◆ **Required work**:
Sift the material for lines containing "Médoc", and return them.
┄┄┄┄┄┄
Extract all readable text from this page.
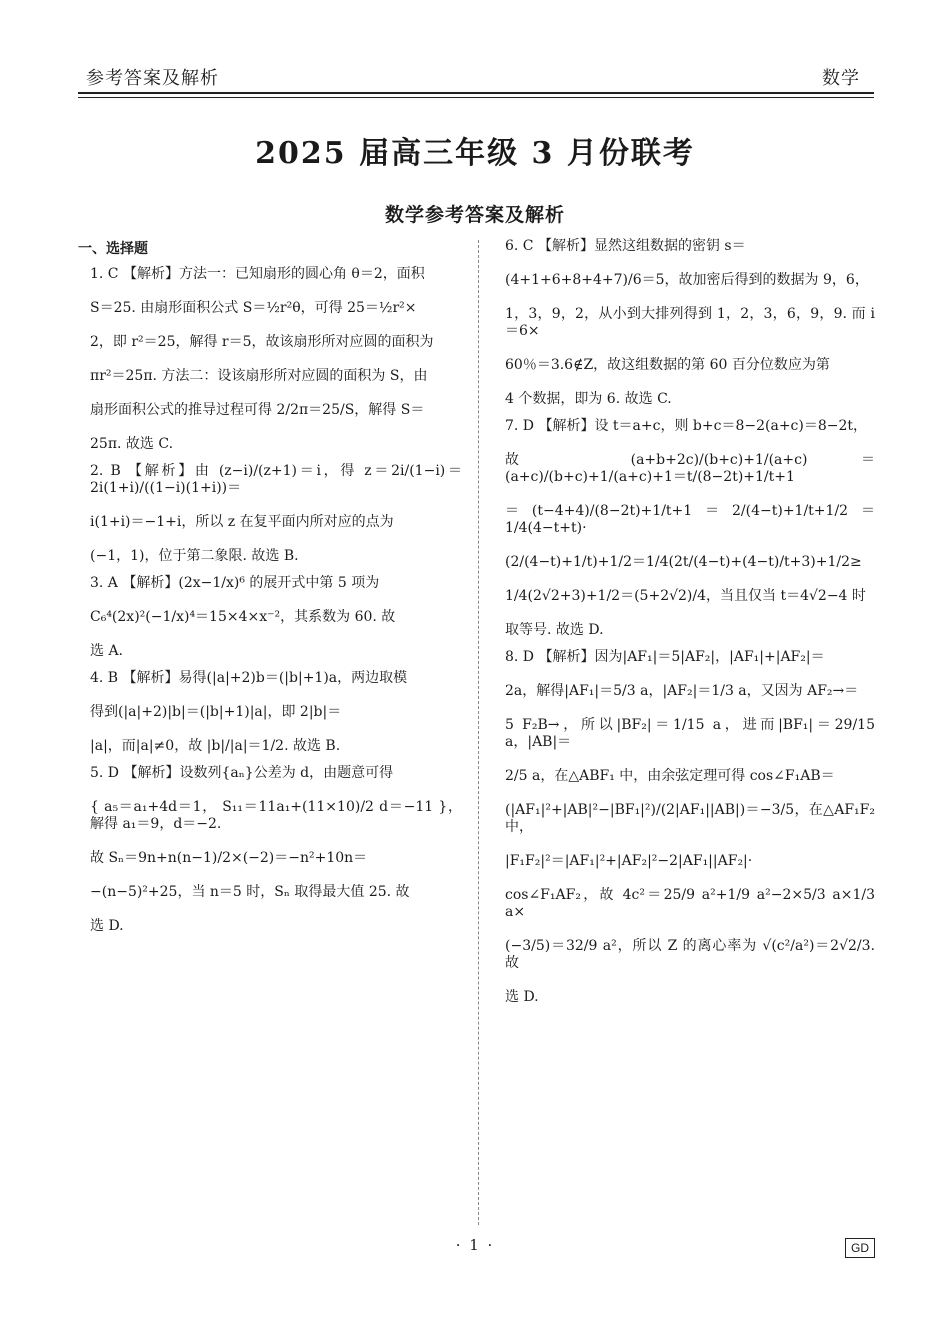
参考答案及解析	数学
2025 届高三年级 3 月份联考
数学参考答案及解析
一、选择题
1. C 【解析】方法一：已知扇形的圆心角 θ＝2，面积
S＝25. 由扇形面积公式 S＝½r²θ，可得 25＝½r²×
2，即 r²＝25，解得 r＝5，故该扇形所对应圆的面积为
πr²＝25π. 方法二：设该扇形所对应圆的面积为 S，由
扇形面积公式的推导过程可得 2/2π＝25/S，解得 S＝
25π. 故选 C.
2. B 【解析】由 (z−i)/(z+1)＝i，得 z＝2i/(1−i)＝2i(1+i)/((1−i)(1+i))＝
i(1+i)＝−1+i，所以 z 在复平面内所对应的点为
(−1，1)，位于第二象限. 故选 B.
3. A 【解析】(2x−1/x)⁶ 的展开式中第 5 项为
C₆⁴(2x)²(−1/x)⁴＝15×4×x⁻²，其系数为 60. 故
选 A.
4. B 【解析】易得(|a|+2)b＝(|b|+1)a，两边取模
得到(|a|+2)|b|＝(|b|+1)|a|，即 2|b|＝
|a|，而|a|≠0，故 |b|/|a|＝1/2. 故选 B.
5. D 【解析】设数列{aₙ}公差为 d，由题意可得
{ a₅＝a₁+4d＝1， S₁₁＝11a₁+(11×10)/2 d＝−11 }，解得 a₁＝9，d＝−2.
故 Sₙ＝9n+n(n−1)/2×(−2)＝−n²+10n＝
−(n−5)²+25，当 n＝5 时，Sₙ 取得最大值 25. 故
选 D.
6. C 【解析】显然这组数据的密钥 s＝
(4+1+6+8+4+7)/6＝5，故加密后得到的数据为 9，6，
1，3，9，2，从小到大排列得到 1，2，3，6，9，9. 而 i＝6×
60％＝3.6∉Z，故这组数据的第 60 百分位数应为第
4 个数据，即为 6. 故选 C.
7. D 【解析】设 t＝a+c，则 b+c＝8−2(a+c)＝8−2t，
故 (a+b+2c)/(b+c)+1/(a+c)＝(a+c)/(b+c)+1/(a+c)+1＝t/(8−2t)+1/t+1
＝(t−4+4)/(8−2t)+1/t+1＝2/(4−t)+1/t+1/2＝1/4(4−t+t)·
(2/(4−t)+1/t)+1/2＝1/4(2t/(4−t)+(4−t)/t+3)+1/2≥
1/4(2√2+3)+1/2＝(5+2√2)/4，当且仅当 t＝4√2−4 时
取等号. 故选 D.
8. D 【解析】因为|AF₁|＝5|AF₂|，|AF₁|+|AF₂|＝
2a，解得|AF₁|＝5/3 a，|AF₂|＝1/3 a，又因为 AF₂→＝
5 F₂B→，所以|BF₂|＝1/15 a，进而|BF₁|＝29/15 a，|AB|＝
2/5 a，在△ABF₁ 中，由余弦定理可得 cos∠F₁AB＝
(|AF₁|²+|AB|²−|BF₁|²)/(2|AF₁||AB|)＝−3/5，在△AF₁F₂ 中，
|F₁F₂|²＝|AF₁|²+|AF₂|²−2|AF₁||AF₂|·
cos∠F₁AF₂，故 4c²＝25/9 a²+1/9 a²−2×5/3 a×1/3 a×
(−3/5)＝32/9 a²，所以 Z 的离心率为 √(c²/a²)＝2√2/3. 故
选 D.
· 1 ·	GD
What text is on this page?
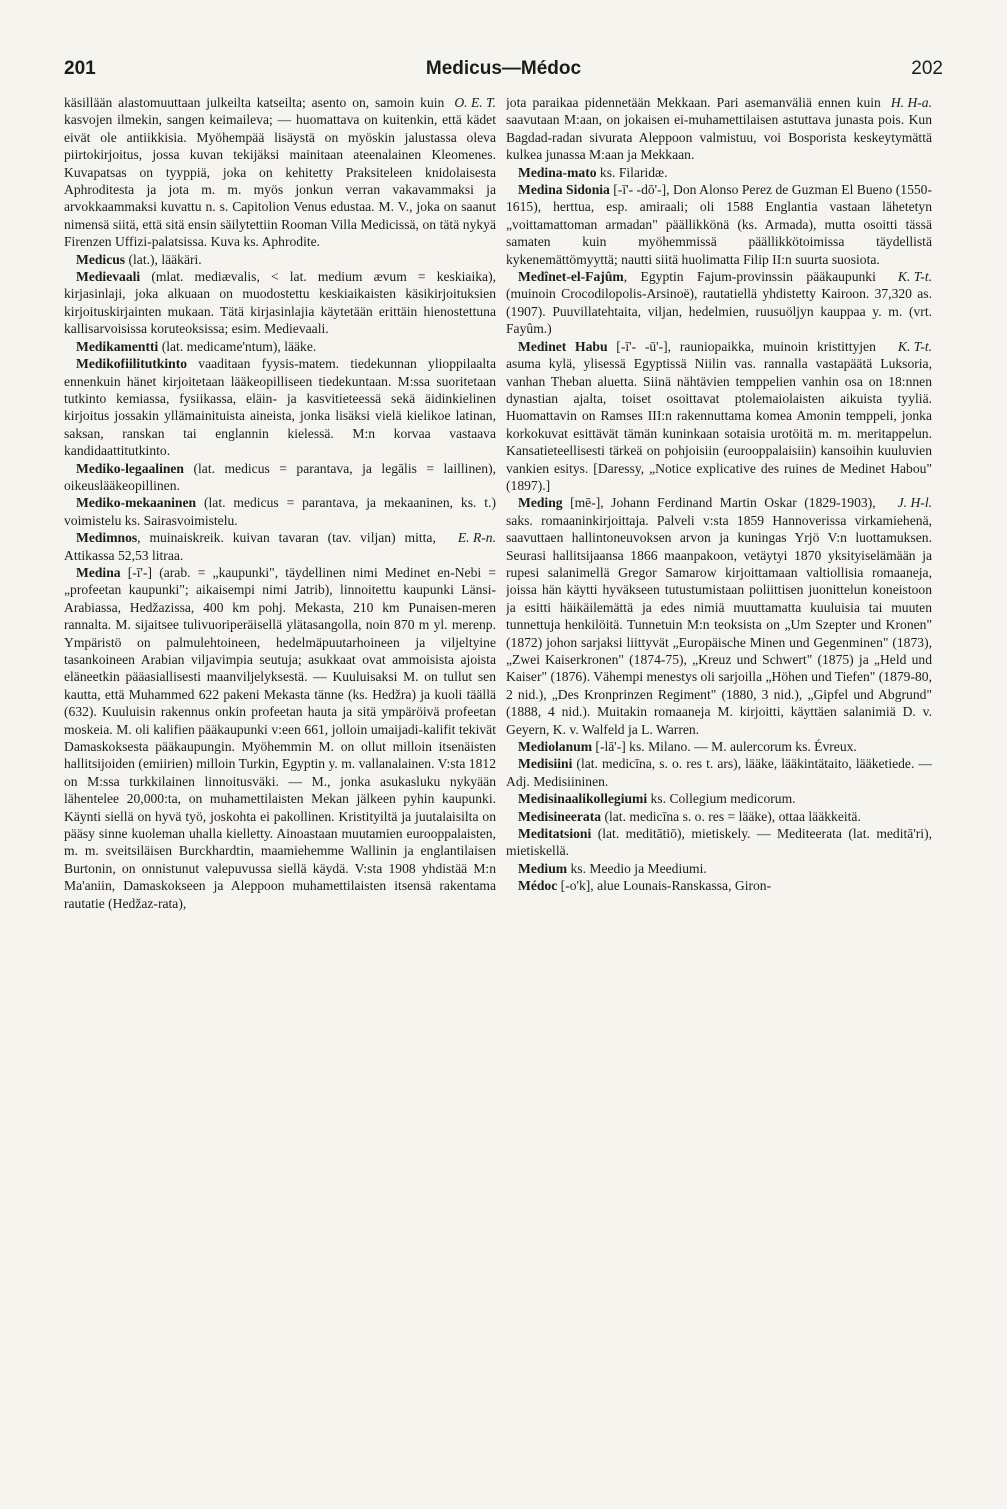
201	Medicus—Médoc	202

O. E. T.
käsillään alastomuuttaan julkeilta katseilta; asento on, samoin kuin kasvojen ilmekin, sangen keimaileva; — huomattava on kuitenkin, että kädet eivät ole antiikkisia. Myöhempää lisäystä on myöskin jalustassa oleva piirtokirjoitus, jossa kuvan tekijäksi mainitaan ateenalainen Kleomenes. Kuvapatsas on tyyppiä, joka on kehitetty Praksiteleen knidolaisesta Aphroditesta ja jota m. m. myös jonkun verran vakavammaksi ja arvokkaammaksi kuvattu n. s. Capitolion Venus edustaa. M. V., joka on saanut nimensä siitä, että sitä ensin säilytettiin Rooman Villa Medicissä, on tätä nykyä Firenzen Uffizi-palatsissa. Kuva ks. Aphrodite.

Medicus (lat.), lääkäri.

Medievaali (mlat. mediævalis, < lat. medium ævum = keskiaika), kirjasinlaji, joka alkuaan on muodostettu keskiaikaisten käsikirjoituksien kirjoituskirjainten mukaan. Tätä kirjasinlajia käytetään erittäin hienostettuna kallisarvoisissa koruteoksissa; esim. Medievaali.

Medikamentti (lat. medicame'ntum), lääke.

Medikofiilitutkinto vaaditaan fyysis-matem. tiedekunnan ylioppilaalta ennenkuin hänet kirjoitetaan lääkeopilliseen tiedekuntaan. M:ssa suoritetaan tutkinto kemiassa, fysiikassa, eläin- ja kasvitieteessä sekä äidinkielinen kirjoitus jossakin yllämainituista aineista, jonka lisäksi vielä kielikoe latinan, saksan, ranskan tai englannin kielessä. M:n korvaa vastaava kandidaattitutkinto.

Mediko-legaalinen (lat. medicus = parantava, ja legālis = laillinen), oikeuslääkeopillinen.

Mediko-mekaaninen (lat. medicus = parantava, ja mekaaninen, ks. t.) voimistelu ks. Sairasvoimistelu.

E. R-n.
Medimnos, muinaiskreik. kuivan tavaran (tav. viljan) mitta, Attikassa 52,53 litraa.

Medina [-ī'-] (arab. = „kaupunki", täydellinen nimi Medinet en-Nebi = „profeetan kaupunki"; aikaisempi nimi Jatrib), linnoitettu kaupunki Länsi-Arabiassa, Hedžazissa, 400 km pohj. Mekasta, 210 km Punaisen-meren rannalta. M. sijaitsee tulivuoriperäisellä ylätasangolla, noin 870 m yl. merenp. Ympäristö on palmulehtoineen, hedelmäpuutarhoineen ja viljeltyine tasankoineen Arabian viljavimpia seutuja; asukkaat ovat ammoisista ajoista eläneetkin pääasiallisesti maanviljelyksestä. — Kuuluisaksi M. on tullut sen kautta, että Muhammed 622 pakeni Mekasta tänne (ks. Hedžra) ja kuoli täällä (632). Kuuluisin rakennus onkin profeetan hauta ja sitä ympäröivä profeetan moskeia. M. oli kalifien pääkaupunki v:een 661, jolloin umaijadi-kalifit tekivät Damaskoksesta pääkaupungin. Myöhemmin M. on ollut milloin itsenäisten hallitsijoiden (emiirien) milloin Turkin, Egyptin y. m. vallanalainen. V:sta 1812 on M:ssa turkkilainen linnoitusväki. — M., jonka asukasluku nykyään lähentelee 20,000:ta, on muhamettilaisten Mekan jälkeen pyhin kaupunki. Käynti siellä on hyvä työ, joskohta ei pakollinen. Kristityiltä ja juutalaisilta on pääsy sinne kuoleman uhalla kielletty. Ainoastaan muutamien eurooppalaisten, m. m. sveitsiläisen Burckhardtin, maamiehemme Wallinin ja englantilaisen Burtonin, on onnistunut valepuvussa siellä käydä. V:sta 1908 yhdistää M:n Ma'aniin, Damaskokseen ja Aleppoon muhamettilaisten itsensä rakentama rautatie (Hedžaz-rata),

H. H-a.
jota paraikaa pidennetään Mekkaan. Pari asemanväliä ennen kuin saavutaan M:aan, on jokaisen ei-muhamettilaisen astuttava junasta pois. Kun Bagdad-radan sivurata Aleppoon valmistuu, voi Bosporista keskeytymättä kulkea junassa M:aan ja Mekkaan.

Medina-mato ks. Filaridæ.

Medina Sidonia [-ī'- -dō'-], Don Alonso Perez de Guzman El Bueno (1550-1615), herttua, esp. amiraali; oli 1588 Englantia vastaan lähetetyn „voittamattoman armadan" päällikkönä (ks. Armada), mutta osoitti tässä samaten kuin myöhemmissä päällikkötoimissa täydellistä kykenemättömyyttä; nautti siitä huolimatta Filip II:n suurta suosiota.

K. T-t.
Medînet-el-Fajûm, Egyptin Fajum-provinssin pääkaupunki (muinoin Crocodilopolis-Arsinoë), rautatiellä yhdistetty Kairoon. 37,320 as. (1907). Puuvillatehtaita, viljan, hedelmien, ruusuöljyn kauppaa y. m. (vrt. Fayûm.)

K. T-t.
Medinet Habu [-ī'- -ū'-], rauniopaikka, muinoin kristittyjen asuma kylä, ylisessä Egyptissä Niilin vas. rannalla vastapäätä Luksoria, vanhan Theban aluetta. Siinä nähtävien temppelien vanhin osa on 18:nnen dynastian ajalta, toiset osoittavat ptolemaiolaisten aikuista tyyliä. Huomattavin on Ramses III:n rakennuttama komea Amonin temppeli, jonka korkokuvat esittävät tämän kuninkaan sotaisia urotöitä m. m. meritappelun. Kansatieteellisesti tärkeä on pohjoisiin (eurooppalaisiin) kansoihin kuuluvien vankien esitys. [Daressy, „Notice explicative des ruines de Medinet Habou" (1897).]

J. H-l.
Meding [mē-], Johann Ferdinand Martin Oskar (1829-1903), saks. romaaninkirjoittaja. Palveli v:sta 1859 Hannoverissa virkamiehenä, saavuttaen hallintoneuvoksen arvon ja kuningas Yrjö V:n luottamuksen. Seurasi hallitsijaansa 1866 maanpakoon, vetäytyi 1870 yksityiselämään ja rupesi salanimellä Gregor Samarow kirjoittamaan valtiollisia romaaneja, joissa hän käytti hyväkseen tutustumistaan poliittisen juonittelun koneistoon ja esitti häikäilemättä ja edes nimiä muuttamatta kuuluisia tai muuten tunnettuja henkilöitä. Tunnetuin M:n teoksista on „Um Szepter und Kronen" (1872) johon sarjaksi liittyvät „Europäische Minen und Gegenminen" (1873), „Zwei Kaiserkronen" (1874-75), „Kreuz und Schwert" (1875) ja „Held und Kaiser" (1876). Vähempi menestys oli sarjoilla „Höhen und Tiefen" (1879-80, 2 nid.), „Des Kronprinzen Regiment" (1880, 3 nid.), „Gipfel und Abgrund" (1888, 4 nid.). Muitakin romaaneja M. kirjoitti, käyttäen salanimiä D. v. Geyern, K. v. Walfeld ja L. Warren.

Mediolanum [-lā'-] ks. Milano. — M. aulercorum ks. Évreux.

Medisiini (lat. medicīna, s. o. res t. ars), lääke, lääkintätaito, lääketiede. — Adj. Medisiininen.

Medisinaalikollegiumi ks. Collegium medicorum.

Medisineerata (lat. medicīna s. o. res = lääke), ottaa lääkkeitä.

Meditatsioni (lat. meditātiō), mietiskely. — Mediteerata (lat. meditā'ri), mietiskellä.

Medium ks. Meedio ja Meediumi.

Médoc [-o'k], alue Lounais-Ranskassa, Giron-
┄┄┄┄┄┄
◆ **Solution to the problem**:
201	Medicus—Médoc	202
Médoc [-o'k], alue Lounais-Ranskassa, Giron-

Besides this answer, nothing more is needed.